> Supplied data:
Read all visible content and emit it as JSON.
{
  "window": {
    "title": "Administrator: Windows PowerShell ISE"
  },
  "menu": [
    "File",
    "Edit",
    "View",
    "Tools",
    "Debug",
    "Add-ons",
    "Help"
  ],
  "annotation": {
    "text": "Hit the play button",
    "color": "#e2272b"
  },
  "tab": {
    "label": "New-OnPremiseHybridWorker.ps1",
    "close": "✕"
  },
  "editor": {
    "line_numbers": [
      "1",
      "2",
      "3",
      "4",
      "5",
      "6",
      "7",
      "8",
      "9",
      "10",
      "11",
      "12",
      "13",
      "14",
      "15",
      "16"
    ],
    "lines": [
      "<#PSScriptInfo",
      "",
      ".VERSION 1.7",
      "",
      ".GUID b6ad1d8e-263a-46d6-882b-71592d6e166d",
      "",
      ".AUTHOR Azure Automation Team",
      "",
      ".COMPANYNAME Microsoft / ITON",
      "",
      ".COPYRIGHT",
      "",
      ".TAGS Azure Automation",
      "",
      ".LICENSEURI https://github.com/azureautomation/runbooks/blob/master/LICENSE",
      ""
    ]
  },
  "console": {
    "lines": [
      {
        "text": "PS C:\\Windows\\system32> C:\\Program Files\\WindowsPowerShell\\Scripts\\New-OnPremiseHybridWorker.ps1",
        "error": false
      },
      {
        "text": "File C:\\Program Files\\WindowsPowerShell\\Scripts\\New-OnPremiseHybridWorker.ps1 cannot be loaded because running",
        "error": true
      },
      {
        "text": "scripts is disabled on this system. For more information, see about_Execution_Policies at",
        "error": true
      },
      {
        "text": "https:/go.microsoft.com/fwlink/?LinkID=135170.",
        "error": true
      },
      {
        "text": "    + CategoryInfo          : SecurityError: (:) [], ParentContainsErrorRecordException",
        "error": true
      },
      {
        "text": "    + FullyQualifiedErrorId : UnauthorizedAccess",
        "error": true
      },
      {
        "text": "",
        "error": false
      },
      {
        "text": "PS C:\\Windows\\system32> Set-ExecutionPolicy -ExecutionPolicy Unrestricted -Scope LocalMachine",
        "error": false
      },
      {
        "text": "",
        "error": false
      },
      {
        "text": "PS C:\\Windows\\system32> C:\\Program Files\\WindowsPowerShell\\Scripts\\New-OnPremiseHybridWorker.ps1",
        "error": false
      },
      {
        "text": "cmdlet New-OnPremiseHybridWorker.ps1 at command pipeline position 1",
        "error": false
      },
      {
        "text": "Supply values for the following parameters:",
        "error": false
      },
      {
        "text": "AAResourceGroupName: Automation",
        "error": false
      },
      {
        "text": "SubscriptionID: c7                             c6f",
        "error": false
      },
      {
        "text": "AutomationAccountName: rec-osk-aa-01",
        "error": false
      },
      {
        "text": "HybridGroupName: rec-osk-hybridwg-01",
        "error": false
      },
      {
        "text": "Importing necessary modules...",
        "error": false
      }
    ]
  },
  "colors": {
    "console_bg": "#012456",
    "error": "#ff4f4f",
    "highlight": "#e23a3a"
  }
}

> What you are asked to do:
Copy out each record from above, exactly.

> Final answer:
Read all visible content and emit it as JSON.
{
  "window": {
    "title": "Administrator: Windows PowerShell ISE"
  },
  "menu": [
    "File",
    "Edit",
    "View",
    "Tools",
    "Debug",
    "Add-ons",
    "Help"
  ],
  "annotation": {
    "text": "Hit the play button",
    "color": "#e2272b"
  },
  "tab": {
    "label": "New-OnPremiseHybridWorker.ps1",
    "close": "✕"
  },
  "editor": {
    "line_numbers": [
      "1",
      "2",
      "3",
      "4",
      "5",
      "6",
      "7",
      "8",
      "9",
      "10",
      "11",
      "12",
      "13",
      "14",
      "15",
      "16"
    ],
    "lines": [
      "<#PSScriptInfo",
      "",
      ".VERSION 1.7",
      "",
      ".GUID b6ad1d8e-263a-46d6-882b-71592d6e166d",
      "",
      ".AUTHOR Azure Automation Team",
      "",
      ".COMPANYNAME Microsoft / ITON",
      "",
      ".COPYRIGHT",
      "",
      ".TAGS Azure Automation",
      "",
      ".LICENSEURI https://github.com/azureautomation/runbooks/blob/master/LICENSE",
      ""
    ]
  },
  "console": {
    "lines": [
      {
        "text": "PS C:\\Windows\\system32> C:\\Program Files\\WindowsPowerShell\\Scripts\\New-OnPremiseHybridWorker.ps1",
        "error": false
      },
      {
        "text": "File C:\\Program Files\\WindowsPowerShell\\Scripts\\New-OnPremiseHybridWorker.ps1 cannot be loaded because running",
        "error": true
      },
      {
        "text": "scripts is disabled on this system. For more information, see about_Execution_Policies at",
        "error": true
      },
      {
        "text": "https:/go.microsoft.com/fwlink/?LinkID=135170.",
        "error": true
      },
      {
        "text": "    + CategoryInfo          : SecurityError: (:) [], ParentContainsErrorRecordException",
        "error": true
      },
      {
        "text": "    + FullyQualifiedErrorId : UnauthorizedAccess",
        "error": true
      },
      {
        "text": "",
        "error": false
      },
      {
        "text": "PS C:\\Windows\\system32> Set-ExecutionPolicy -ExecutionPolicy Unrestricted -Scope LocalMachine",
        "error": false
      },
      {
        "text": "",
        "error": false
      },
      {
        "text": "PS C:\\Windows\\system32> C:\\Program Files\\WindowsPowerShell\\Scripts\\New-OnPremiseHybridWorker.ps1",
        "error": false
      },
      {
        "text": "cmdlet New-OnPremiseHybridWorker.ps1 at command pipeline position 1",
        "error": false
      },
      {
        "text": "Supply values for the following parameters:",
        "error": false
      },
      {
        "text": "AAResourceGroupName: Automation",
        "error": false
      },
      {
        "text": "SubscriptionID: c7                             c6f",
        "error": false
      },
      {
        "text": "AutomationAccountName: rec-osk-aa-01",
        "error": false
      },
      {
        "text": "HybridGroupName: rec-osk-hybridwg-01",
        "error": false
      },
      {
        "text": "Importing necessary modules...",
        "error": false
      }
    ]
  },
  "colors": {
    "console_bg": "#012456",
    "error": "#ff4f4f",
    "highlight": "#e23a3a"
  }
}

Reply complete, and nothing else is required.